::: SELECTED EXCERPT
Saturday, January 24, 2009

Giving Most-Productive Their Due In One-Sided Tax-Burden Debate

By J.T. YOUNG

Class warriors are mobilizing again. The high federal deficit, decreasing revenues, increasing spending and the expiring 2001 tax cuts all can serve them as reasons to raise taxes. With such ample ammunition for class warfare's resumption, the Left will have no problem singling out who should pay these higher taxes.

The rest of us, however, should use this opportunity to re-examine how the tax burden debate has been mischaracterized to the detriment of our most productive workers.

The common perception is that the federal income-tax burden focuses on the upper-income part of the scale, while social insurance taxes — Social Security and Medicare — focus on the lower-income range.

Social insurance, or payroll, taxes are flat-rate assessments on the first dollar earned. There are no deductions or credits to diminish their impact and, in the case of Social Security taxes, they are not assessed beyond a certain earnings threshold ($102,000 in 2008).

The Left argues that, for lower-income earners, payroll taxes neutralize the income tax's progressive nature.
::::::
::: MATERIAL PROVIDED
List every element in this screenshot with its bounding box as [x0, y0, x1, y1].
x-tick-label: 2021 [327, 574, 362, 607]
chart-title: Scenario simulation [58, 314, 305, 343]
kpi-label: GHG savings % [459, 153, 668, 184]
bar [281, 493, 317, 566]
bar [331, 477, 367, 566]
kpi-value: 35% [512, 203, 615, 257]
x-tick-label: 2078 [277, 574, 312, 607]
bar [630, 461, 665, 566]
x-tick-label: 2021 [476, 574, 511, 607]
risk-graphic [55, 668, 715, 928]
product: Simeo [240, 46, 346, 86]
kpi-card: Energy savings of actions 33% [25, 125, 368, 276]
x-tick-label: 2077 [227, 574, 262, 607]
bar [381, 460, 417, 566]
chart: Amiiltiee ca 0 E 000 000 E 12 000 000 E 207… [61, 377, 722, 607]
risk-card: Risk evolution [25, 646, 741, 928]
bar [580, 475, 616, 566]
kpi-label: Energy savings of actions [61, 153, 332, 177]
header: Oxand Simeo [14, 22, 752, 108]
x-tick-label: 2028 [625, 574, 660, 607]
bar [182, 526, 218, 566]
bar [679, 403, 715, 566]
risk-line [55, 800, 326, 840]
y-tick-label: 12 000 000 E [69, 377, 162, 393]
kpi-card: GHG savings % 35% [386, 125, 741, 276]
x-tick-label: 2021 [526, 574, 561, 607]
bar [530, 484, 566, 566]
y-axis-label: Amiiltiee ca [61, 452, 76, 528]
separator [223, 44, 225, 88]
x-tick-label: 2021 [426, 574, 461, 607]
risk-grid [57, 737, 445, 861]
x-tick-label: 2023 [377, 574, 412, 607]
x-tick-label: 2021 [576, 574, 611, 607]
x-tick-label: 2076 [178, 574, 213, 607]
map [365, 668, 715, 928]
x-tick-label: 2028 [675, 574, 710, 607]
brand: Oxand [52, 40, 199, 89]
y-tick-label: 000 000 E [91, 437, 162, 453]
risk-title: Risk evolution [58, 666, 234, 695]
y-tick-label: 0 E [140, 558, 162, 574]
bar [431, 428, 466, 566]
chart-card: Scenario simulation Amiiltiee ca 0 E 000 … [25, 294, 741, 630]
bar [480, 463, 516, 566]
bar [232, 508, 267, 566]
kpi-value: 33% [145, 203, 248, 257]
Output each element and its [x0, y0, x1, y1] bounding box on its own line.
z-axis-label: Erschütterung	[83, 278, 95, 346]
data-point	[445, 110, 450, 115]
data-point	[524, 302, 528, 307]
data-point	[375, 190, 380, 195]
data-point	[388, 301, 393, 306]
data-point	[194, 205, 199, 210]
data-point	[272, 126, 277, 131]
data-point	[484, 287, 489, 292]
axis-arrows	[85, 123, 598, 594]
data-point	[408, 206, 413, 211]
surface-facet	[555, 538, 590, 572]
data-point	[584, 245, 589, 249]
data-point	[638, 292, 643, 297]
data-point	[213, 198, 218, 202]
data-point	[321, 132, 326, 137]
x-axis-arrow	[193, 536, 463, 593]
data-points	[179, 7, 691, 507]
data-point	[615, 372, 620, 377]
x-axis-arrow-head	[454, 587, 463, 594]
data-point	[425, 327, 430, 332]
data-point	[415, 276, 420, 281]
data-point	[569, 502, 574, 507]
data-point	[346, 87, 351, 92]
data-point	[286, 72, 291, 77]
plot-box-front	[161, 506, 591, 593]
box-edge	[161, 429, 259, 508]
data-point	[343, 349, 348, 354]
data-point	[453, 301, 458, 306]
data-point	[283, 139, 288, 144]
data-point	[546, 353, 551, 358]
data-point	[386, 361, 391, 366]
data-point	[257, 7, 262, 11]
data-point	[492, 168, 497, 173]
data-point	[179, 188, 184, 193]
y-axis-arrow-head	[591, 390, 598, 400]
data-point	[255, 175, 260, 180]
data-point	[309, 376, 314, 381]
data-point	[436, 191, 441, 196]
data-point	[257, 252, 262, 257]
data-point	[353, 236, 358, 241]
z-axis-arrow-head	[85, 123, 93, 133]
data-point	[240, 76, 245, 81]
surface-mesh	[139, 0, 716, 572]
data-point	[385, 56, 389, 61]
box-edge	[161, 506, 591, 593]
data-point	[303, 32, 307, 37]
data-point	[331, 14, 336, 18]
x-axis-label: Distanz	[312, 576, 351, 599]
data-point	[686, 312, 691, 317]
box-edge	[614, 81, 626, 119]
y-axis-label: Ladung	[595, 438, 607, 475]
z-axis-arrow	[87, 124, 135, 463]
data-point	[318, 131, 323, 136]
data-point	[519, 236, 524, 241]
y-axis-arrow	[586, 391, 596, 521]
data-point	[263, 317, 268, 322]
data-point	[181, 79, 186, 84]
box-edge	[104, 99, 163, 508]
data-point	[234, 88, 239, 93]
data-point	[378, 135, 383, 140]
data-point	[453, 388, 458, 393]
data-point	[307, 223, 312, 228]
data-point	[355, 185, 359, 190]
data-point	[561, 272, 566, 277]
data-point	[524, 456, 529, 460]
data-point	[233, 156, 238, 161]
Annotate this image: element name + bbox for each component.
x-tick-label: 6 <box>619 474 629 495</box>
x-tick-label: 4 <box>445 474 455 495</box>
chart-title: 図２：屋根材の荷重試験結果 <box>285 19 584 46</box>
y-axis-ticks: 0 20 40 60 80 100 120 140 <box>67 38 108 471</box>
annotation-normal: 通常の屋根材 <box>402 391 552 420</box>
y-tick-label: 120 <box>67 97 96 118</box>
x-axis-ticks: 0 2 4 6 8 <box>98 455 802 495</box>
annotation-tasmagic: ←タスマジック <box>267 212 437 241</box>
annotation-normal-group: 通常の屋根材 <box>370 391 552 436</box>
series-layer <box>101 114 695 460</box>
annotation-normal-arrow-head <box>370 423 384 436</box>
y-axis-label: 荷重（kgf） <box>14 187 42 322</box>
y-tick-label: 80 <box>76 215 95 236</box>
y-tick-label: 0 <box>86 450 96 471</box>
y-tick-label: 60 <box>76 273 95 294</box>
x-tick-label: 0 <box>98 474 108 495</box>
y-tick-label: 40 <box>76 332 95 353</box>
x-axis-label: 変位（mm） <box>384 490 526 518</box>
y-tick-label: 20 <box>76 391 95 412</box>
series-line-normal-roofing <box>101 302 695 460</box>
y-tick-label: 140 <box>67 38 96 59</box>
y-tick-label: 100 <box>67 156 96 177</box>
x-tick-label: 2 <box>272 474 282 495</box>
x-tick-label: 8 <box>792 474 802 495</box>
::::::
# WHAT YOU NEED TO DO
[1] Decide whether each statement below agrees with the column on the tax-burden debate. Answer yes or no for each, and quote the deciding words of the column.
(a) Social Security taxes are assessed on all earnings, with no upper limit.
(b) Payroll taxes have no deductions or credits that reduce their impact.
(c) The common perception is that the federal income-tax burden falls mainly on the lower-income range.
[2] Transcribe the column on the tax-burden debate from "Class warriors are" up to and including "these higher taxes.".
[3] Carry the column on the tax-burden debate forward, writing the next part after its final sentence.

# ANSWERS TO THIS EXERCISE
[1]
(a) No: "they are not assessed beyond a certain earnings threshold ($102,000 in 2008)"
(b) Yes: "There are no deductions or credits to diminish their impact"
(c) No: "the federal income-tax burden focuses on the upper-income part of the scale"

[2]
Class warriors are mobilizing again. The high federal deficit, decreasing revenues, increasing spending and the expiring 2001 tax cuts all can serve them as reasons to raise taxes. With such ample ammunition for class warfare's resumption, the Left will have no problem singling out who should pay these higher taxes.

[3]
The logical leap from the Left's argument is that lower-income groups shoulder the same disproportionate level of contributing to total payroll tax revenues as upper income groups do to total income-tax revenues — right? Wrong.

As the accompanying table shows, the U.S. is not much less dependent on top earners for funding its social insurance programs than it is for its general revenues.

The bottom 51% of earners have a negative income-tax burden — due to refundable credits such as the earned income credit — but they still only shoulder 13% of total payroll tax revenues. In contrast, the top 49% of earners pay 102.4% of income-tax revenues (making up for refundable credits' cost) but still pay 87% of payroll taxes too.

Judged as a ratio of their population percentage vs. their contribution percentage, the difference grows dramatically up the income scale.

The top 3% of earners pay almost 20 times their population rate in income-tax revenues and over five times their rate in payroll tax revenues. The bottom 51% of earners contribute just one-tenth their population level in combined federal tax revenues.

While social insurance programs are regressive in their taxation, they are progressive in their distribution — low-income contributors receiving a greater relative payout than higher-income contributors do. This is possible only because of the top earners' disproportionate contribution.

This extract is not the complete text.